RECORDS
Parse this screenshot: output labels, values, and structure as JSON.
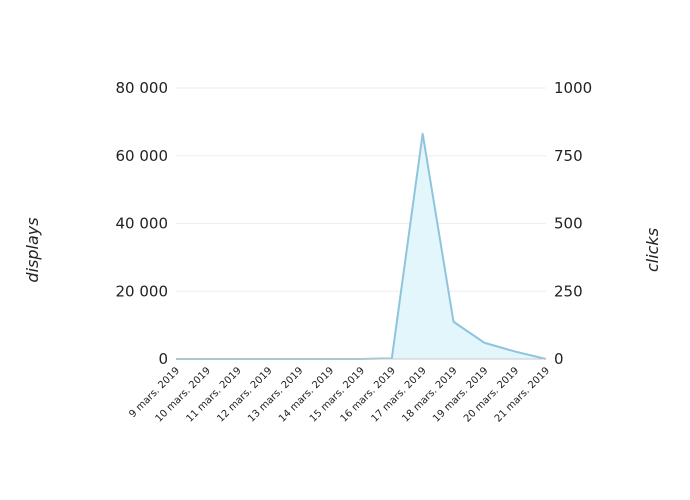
{
  "chart_data": {
    "type": "area",
    "x": [
      "9 mars. 2019",
      "10 mars. 2019",
      "11 mars. 2019",
      "12 mars. 2019",
      "13 mars. 2019",
      "14 mars. 2019",
      "15 mars. 2019",
      "16 mars. 2019",
      "17 mars. 2019",
      "18 mars. 2019",
      "19 mars. 2019",
      "20 mars. 2019",
      "21 mars. 2019"
    ],
    "series": [
      {
        "name": "displays",
        "axis": "left",
        "values": [
          0,
          0,
          0,
          0,
          0,
          0,
          0,
          200,
          66500,
          11000,
          4800,
          2200,
          0
        ],
        "color": "#8ec5dc",
        "fill": "#e3f6fc"
      }
    ],
    "left_axis": {
      "label": "displays",
      "range": [
        0,
        80000
      ],
      "ticks": [
        0,
        20000,
        40000,
        60000,
        80000
      ],
      "tick_labels": [
        "0",
        "20 000",
        "40 000",
        "60 000",
        "80 000"
      ]
    },
    "right_axis": {
      "label": "clicks",
      "range": [
        0,
        1000
      ],
      "ticks": [
        0,
        250,
        500,
        750,
        1000
      ],
      "tick_labels": [
        "0",
        "250",
        "500",
        "750",
        "1000"
      ]
    },
    "grid": true,
    "legend": "none"
  }
}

EXERCISE
Give all the entries again exactly, dropping each picture.

RESULT
Parse this screenshot: output labels, values, and structure as JSON.
{
  "chart_data": {
    "type": "area",
    "x": [
      "9 mars. 2019",
      "10 mars. 2019",
      "11 mars. 2019",
      "12 mars. 2019",
      "13 mars. 2019",
      "14 mars. 2019",
      "15 mars. 2019",
      "16 mars. 2019",
      "17 mars. 2019",
      "18 mars. 2019",
      "19 mars. 2019",
      "20 mars. 2019",
      "21 mars. 2019"
    ],
    "series": [
      {
        "name": "displays",
        "axis": "left",
        "values": [
          0,
          0,
          0,
          0,
          0,
          0,
          0,
          200,
          66500,
          11000,
          4800,
          2200,
          0
        ],
        "color": "#8ec5dc",
        "fill": "#e3f6fc"
      }
    ],
    "left_axis": {
      "label": "displays",
      "range": [
        0,
        80000
      ],
      "ticks": [
        0,
        20000,
        40000,
        60000,
        80000
      ],
      "tick_labels": [
        "0",
        "20 000",
        "40 000",
        "60 000",
        "80 000"
      ]
    },
    "right_axis": {
      "label": "clicks",
      "range": [
        0,
        1000
      ],
      "ticks": [
        0,
        250,
        500,
        750,
        1000
      ],
      "tick_labels": [
        "0",
        "250",
        "500",
        "750",
        "1000"
      ]
    },
    "grid": true,
    "legend": "none"
  }
}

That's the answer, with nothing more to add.